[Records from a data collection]
- - - -
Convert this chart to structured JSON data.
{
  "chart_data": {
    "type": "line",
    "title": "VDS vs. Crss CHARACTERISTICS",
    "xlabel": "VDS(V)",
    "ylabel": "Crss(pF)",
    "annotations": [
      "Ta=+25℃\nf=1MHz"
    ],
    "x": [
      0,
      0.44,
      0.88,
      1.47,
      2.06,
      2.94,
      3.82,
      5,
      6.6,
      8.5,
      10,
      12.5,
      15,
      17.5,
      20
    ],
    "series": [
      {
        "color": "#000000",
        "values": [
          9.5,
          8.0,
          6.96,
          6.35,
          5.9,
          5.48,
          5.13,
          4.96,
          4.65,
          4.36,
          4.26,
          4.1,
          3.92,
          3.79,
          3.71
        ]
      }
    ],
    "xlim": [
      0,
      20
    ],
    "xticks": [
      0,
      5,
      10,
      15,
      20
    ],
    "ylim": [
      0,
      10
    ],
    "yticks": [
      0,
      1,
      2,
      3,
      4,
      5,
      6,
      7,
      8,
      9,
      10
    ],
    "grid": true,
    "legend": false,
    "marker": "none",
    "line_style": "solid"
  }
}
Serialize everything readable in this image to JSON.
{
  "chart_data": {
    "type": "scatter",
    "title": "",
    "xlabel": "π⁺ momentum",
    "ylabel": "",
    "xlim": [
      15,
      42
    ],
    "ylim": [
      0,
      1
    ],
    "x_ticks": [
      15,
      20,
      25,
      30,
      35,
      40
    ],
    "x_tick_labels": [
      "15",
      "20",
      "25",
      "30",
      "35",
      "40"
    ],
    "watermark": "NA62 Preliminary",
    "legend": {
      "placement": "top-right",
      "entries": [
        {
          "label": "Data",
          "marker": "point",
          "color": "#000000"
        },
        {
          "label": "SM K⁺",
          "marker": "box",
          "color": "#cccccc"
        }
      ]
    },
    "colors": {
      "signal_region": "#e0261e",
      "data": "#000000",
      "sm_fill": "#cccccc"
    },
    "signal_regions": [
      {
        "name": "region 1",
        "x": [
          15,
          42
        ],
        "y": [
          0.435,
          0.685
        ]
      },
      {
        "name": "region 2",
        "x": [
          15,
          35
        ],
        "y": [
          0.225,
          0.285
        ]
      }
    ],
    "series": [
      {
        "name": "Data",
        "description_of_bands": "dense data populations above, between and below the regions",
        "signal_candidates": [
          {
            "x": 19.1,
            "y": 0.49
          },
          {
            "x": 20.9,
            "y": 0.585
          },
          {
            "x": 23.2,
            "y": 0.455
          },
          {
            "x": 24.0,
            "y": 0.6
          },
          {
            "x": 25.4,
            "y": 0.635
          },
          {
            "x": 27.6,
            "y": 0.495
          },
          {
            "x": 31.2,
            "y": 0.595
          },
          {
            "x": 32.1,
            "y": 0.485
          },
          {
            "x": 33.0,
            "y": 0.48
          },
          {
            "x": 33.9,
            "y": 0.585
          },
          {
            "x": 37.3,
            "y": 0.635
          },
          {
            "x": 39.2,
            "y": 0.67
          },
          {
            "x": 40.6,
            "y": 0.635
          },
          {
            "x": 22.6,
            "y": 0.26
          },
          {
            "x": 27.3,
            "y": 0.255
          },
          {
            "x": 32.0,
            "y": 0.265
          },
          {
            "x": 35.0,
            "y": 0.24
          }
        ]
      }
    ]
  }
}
- - - -
_GIVEN REQUEST_
Find each line that has the word "title", then copy it out.

_EXERCISE OUTPUT_
    "title": "VDS vs. Crss CHARACTERISTICS",
    "title": "",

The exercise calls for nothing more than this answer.